- [What the task asks] Set down the line that contains "What's the underlying" and every line after it to the end of the entries, exactly as they stand and nothing more.

- [Data lines]
<<<<

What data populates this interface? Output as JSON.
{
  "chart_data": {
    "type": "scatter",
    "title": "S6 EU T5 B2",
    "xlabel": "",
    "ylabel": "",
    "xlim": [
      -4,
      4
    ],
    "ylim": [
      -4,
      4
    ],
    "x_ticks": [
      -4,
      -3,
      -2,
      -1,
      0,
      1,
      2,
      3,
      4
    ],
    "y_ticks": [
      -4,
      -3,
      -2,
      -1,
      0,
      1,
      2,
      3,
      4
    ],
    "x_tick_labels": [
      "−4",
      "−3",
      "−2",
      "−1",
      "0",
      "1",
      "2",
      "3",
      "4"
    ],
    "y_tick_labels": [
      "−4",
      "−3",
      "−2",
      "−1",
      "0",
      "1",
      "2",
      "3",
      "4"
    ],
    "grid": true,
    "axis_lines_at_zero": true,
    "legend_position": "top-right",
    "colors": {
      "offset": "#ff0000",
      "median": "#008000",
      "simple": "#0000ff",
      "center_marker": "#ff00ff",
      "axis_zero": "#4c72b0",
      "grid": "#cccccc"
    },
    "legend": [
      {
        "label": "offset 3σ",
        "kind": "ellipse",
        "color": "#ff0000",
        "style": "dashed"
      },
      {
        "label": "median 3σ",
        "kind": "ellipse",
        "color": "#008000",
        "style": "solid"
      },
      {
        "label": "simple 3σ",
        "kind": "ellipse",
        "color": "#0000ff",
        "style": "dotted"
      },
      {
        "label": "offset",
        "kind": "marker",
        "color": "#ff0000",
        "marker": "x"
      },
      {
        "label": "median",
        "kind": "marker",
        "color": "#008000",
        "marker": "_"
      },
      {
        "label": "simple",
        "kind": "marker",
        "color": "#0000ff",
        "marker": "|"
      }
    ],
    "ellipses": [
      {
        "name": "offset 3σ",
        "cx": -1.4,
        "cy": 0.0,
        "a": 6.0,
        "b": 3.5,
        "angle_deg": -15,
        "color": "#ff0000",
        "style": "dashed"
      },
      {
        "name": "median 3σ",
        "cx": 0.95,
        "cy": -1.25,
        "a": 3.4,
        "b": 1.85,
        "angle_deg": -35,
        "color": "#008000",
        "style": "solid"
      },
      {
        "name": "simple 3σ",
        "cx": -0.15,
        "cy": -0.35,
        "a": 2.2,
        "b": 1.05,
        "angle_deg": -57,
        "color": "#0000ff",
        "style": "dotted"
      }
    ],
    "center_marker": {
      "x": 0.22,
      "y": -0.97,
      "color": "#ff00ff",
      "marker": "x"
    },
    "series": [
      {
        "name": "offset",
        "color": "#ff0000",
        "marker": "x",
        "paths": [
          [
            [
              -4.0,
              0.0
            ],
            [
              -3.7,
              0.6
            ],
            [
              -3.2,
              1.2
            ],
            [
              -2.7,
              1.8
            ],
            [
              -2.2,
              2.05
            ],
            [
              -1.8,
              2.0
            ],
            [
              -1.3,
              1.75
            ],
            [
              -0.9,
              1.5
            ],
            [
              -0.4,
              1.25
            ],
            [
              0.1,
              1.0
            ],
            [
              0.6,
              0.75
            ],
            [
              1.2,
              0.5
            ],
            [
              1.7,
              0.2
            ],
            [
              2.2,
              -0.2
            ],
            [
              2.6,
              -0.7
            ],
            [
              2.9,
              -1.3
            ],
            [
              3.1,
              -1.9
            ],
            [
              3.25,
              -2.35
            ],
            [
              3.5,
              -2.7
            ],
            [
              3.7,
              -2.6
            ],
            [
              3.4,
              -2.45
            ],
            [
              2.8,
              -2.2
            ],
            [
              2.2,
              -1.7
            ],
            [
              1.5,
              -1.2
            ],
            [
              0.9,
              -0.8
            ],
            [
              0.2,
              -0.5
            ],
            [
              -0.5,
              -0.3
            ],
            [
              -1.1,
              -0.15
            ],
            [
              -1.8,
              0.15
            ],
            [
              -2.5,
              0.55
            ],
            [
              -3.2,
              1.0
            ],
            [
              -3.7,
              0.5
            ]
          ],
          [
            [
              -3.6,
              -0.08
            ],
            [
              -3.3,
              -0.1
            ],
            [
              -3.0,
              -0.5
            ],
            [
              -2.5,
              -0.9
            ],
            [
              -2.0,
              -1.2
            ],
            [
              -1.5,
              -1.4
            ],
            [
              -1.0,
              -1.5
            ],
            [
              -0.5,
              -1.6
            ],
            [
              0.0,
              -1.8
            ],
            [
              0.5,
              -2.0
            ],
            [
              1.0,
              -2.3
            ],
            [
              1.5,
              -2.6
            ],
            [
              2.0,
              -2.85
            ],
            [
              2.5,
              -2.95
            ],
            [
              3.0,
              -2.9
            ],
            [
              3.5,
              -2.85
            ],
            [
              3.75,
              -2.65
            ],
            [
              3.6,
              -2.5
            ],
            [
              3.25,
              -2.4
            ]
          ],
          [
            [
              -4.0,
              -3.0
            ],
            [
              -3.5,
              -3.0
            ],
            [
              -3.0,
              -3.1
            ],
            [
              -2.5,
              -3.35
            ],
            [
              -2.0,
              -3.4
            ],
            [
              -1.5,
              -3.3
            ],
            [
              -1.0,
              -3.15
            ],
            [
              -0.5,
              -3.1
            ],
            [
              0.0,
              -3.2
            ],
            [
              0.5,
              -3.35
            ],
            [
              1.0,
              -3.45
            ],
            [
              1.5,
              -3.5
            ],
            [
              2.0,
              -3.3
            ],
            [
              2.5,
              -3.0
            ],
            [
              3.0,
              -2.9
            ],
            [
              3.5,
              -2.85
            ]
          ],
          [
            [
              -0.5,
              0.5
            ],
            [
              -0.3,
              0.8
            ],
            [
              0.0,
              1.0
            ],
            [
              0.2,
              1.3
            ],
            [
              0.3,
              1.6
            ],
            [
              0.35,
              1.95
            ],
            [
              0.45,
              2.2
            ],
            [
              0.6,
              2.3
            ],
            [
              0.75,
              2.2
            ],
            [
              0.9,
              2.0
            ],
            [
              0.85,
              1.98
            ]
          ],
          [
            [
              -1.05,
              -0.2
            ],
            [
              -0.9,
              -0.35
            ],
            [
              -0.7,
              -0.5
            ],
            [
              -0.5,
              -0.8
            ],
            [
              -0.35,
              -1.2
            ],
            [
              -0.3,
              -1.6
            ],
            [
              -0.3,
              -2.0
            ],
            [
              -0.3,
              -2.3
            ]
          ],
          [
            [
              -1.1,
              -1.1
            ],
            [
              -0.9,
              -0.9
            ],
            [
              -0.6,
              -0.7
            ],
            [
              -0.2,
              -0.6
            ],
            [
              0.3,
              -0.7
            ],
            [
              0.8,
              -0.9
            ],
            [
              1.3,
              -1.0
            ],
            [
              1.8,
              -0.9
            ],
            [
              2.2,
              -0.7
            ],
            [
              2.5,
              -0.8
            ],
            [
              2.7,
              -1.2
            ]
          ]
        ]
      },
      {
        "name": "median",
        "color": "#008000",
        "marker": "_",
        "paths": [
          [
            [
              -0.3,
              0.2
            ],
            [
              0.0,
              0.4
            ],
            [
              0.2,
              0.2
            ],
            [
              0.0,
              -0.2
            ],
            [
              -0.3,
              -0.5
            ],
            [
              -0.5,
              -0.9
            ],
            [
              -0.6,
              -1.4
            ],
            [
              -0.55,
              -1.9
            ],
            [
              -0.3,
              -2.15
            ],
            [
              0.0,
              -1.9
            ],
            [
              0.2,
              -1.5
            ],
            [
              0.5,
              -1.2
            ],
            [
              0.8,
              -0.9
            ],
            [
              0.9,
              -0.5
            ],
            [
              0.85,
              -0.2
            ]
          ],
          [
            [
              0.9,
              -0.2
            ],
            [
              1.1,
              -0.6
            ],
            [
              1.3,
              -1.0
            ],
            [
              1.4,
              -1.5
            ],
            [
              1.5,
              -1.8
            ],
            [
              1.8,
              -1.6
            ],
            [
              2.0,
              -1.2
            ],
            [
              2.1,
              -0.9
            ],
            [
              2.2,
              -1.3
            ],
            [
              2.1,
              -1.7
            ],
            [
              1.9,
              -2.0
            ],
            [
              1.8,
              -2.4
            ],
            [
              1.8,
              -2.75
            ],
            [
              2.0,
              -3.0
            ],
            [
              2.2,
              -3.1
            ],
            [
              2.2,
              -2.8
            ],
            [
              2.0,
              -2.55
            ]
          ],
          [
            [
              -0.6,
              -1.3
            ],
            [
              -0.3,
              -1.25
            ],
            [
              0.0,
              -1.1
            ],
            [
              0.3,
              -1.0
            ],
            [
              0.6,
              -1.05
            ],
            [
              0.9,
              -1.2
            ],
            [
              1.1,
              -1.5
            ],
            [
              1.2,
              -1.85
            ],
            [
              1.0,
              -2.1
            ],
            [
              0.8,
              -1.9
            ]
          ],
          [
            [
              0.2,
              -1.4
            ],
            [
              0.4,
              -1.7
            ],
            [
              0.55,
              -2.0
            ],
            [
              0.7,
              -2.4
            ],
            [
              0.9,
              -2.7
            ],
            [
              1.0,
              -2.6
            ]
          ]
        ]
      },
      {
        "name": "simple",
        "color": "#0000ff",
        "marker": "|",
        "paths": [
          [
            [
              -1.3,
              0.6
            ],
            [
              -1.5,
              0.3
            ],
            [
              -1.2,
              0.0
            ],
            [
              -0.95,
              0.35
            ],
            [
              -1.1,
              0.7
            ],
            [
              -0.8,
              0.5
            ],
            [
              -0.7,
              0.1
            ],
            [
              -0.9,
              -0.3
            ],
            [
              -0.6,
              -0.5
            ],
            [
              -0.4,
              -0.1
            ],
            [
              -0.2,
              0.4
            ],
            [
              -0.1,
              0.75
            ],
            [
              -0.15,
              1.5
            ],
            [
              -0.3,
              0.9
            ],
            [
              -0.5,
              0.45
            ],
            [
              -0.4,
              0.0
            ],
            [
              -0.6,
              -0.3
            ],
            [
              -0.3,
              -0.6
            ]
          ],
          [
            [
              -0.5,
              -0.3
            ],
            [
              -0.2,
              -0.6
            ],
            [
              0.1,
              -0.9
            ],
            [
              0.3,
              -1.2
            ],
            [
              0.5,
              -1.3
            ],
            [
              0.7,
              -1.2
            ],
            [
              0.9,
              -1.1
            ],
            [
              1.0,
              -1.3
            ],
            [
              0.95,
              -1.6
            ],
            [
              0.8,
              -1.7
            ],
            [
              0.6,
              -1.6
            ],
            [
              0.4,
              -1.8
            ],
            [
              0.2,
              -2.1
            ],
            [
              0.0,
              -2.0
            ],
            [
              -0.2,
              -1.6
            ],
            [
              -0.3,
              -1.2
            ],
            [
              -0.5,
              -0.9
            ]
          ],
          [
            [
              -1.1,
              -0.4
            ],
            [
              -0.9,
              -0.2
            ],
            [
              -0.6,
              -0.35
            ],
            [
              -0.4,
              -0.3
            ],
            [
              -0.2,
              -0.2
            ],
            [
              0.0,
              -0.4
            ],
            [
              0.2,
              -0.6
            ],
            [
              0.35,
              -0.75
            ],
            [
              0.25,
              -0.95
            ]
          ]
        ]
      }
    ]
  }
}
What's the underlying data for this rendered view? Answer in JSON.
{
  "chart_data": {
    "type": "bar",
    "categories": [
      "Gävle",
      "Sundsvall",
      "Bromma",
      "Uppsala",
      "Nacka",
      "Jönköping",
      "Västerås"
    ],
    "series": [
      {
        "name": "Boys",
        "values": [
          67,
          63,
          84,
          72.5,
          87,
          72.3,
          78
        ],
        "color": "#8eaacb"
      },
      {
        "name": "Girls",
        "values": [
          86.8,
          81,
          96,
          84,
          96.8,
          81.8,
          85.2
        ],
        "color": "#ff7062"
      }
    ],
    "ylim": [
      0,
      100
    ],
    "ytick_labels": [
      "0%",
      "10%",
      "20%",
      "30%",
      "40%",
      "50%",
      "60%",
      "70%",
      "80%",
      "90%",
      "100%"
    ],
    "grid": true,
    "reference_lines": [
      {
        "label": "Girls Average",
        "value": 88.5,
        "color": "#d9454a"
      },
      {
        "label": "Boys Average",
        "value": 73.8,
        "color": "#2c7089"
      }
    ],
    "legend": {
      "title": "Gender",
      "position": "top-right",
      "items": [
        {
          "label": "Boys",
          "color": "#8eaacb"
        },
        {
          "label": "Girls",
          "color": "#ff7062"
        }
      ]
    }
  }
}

>>>>

- [Task solution]
What's the underlying data for this rendered view? Answer in JSON.
{
  "chart_data": {
    "type": "bar",
    "categories": [
      "Gävle",
      "Sundsvall",
      "Bromma",
      "Uppsala",
      "Nacka",
      "Jönköping",
      "Västerås"
    ],
    "series": [
      {
        "name": "Boys",
        "values": [
          67,
          63,
          84,
          72.5,
          87,
          72.3,
          78
        ],
        "color": "#8eaacb"
      },
      {
        "name": "Girls",
        "values": [
          86.8,
          81,
          96,
          84,
          96.8,
          81.8,
          85.2
        ],
        "color": "#ff7062"
      }
    ],
    "ylim": [
      0,
      100
    ],
    "ytick_labels": [
      "0%",
      "10%",
      "20%",
      "30%",
      "40%",
      "50%",
      "60%",
      "70%",
      "80%",
      "90%",
      "100%"
    ],
    "grid": true,
    "reference_lines": [
      {
        "label": "Girls Average",
        "value": 88.5,
        "color": "#d9454a"
      },
      {
        "label": "Boys Average",
        "value": 73.8,
        "color": "#2c7089"
      }
    ],
    "legend": {
      "title": "Gender",
      "position": "top-right",
      "items": [
        {
          "label": "Boys",
          "color": "#8eaacb"
        },
        {
          "label": "Girls",
          "color": "#ff7062"
        }
      ]
    }
  }
}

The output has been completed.